Repeat the listing in full, preserving every character.

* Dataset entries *
□ □ □ □ □
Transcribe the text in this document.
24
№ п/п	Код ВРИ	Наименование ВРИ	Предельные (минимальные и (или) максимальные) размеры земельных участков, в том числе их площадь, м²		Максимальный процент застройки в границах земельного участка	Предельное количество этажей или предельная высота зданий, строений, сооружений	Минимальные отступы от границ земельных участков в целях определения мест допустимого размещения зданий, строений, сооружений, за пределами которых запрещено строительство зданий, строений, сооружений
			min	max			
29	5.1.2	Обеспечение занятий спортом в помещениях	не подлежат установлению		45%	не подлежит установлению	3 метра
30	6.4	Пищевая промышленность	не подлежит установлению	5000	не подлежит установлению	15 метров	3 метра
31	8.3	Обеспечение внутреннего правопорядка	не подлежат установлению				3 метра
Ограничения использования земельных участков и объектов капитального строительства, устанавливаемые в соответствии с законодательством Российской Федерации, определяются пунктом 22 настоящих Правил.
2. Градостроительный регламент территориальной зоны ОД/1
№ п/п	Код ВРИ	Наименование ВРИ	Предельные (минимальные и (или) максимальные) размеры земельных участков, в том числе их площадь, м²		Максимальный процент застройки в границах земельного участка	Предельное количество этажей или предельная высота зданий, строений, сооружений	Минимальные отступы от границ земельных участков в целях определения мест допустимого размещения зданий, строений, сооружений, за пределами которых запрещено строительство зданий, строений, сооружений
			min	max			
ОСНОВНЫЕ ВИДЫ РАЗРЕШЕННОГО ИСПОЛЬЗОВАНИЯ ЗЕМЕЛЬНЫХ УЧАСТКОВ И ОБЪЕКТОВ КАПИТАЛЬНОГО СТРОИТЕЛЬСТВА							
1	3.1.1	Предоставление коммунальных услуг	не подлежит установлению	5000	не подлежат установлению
□ □ □ □ □
* Solution to the exercise *
Transcribe the text in this document.
24
№ п/п	Код ВРИ	Наименование ВРИ	Предельные (минимальные и (или) максимальные) размеры земельных участков, в том числе их площадь, м²		Максимальный процент застройки в границах земельного участка	Предельное количество этажей или предельная высота зданий, строений, сооружений	Минимальные отступы от границ земельных участков в целях определения мест допустимого размещения зданий, строений, сооружений, за пределами которых запрещено строительство зданий, строений, сооружений
			min	max			
29	5.1.2	Обеспечение занятий спортом в помещениях	не подлежат установлению		45%	не подлежит установлению	3 метра
30	6.4	Пищевая промышленность	не подлежит установлению	5000	не подлежит установлению	15 метров	3 метра
31	8.3	Обеспечение внутреннего правопорядка	не подлежат установлению				3 метра
Ограничения использования земельных участков и объектов капитального строительства, устанавливаемые в соответствии с законодательством Российской Федерации, определяются пунктом 22 настоящих Правил.
2. Градостроительный регламент территориальной зоны ОД/1
№ п/п	Код ВРИ	Наименование ВРИ	Предельные (минимальные и (или) максимальные) размеры земельных участков, в том числе их площадь, м²		Максимальный процент застройки в границах земельного участка	Предельное количество этажей или предельная высота зданий, строений, сооружений	Минимальные отступы от границ земельных участков в целях определения мест допустимого размещения зданий, строений, сооружений, за пределами которых запрещено строительство зданий, строений, сооружений
			min	max			
ОСНОВНЫЕ ВИДЫ РАЗРЕШЕННОГО ИСПОЛЬЗОВАНИЯ ЗЕМЕЛЬНЫХ УЧАСТКОВ И ОБЪЕКТОВ КАПИТАЛЬНОГО СТРОИТЕЛЬСТВА							
1	3.1.1	Предоставление коммунальных услуг	не подлежит установлению	5000	не подлежат установлению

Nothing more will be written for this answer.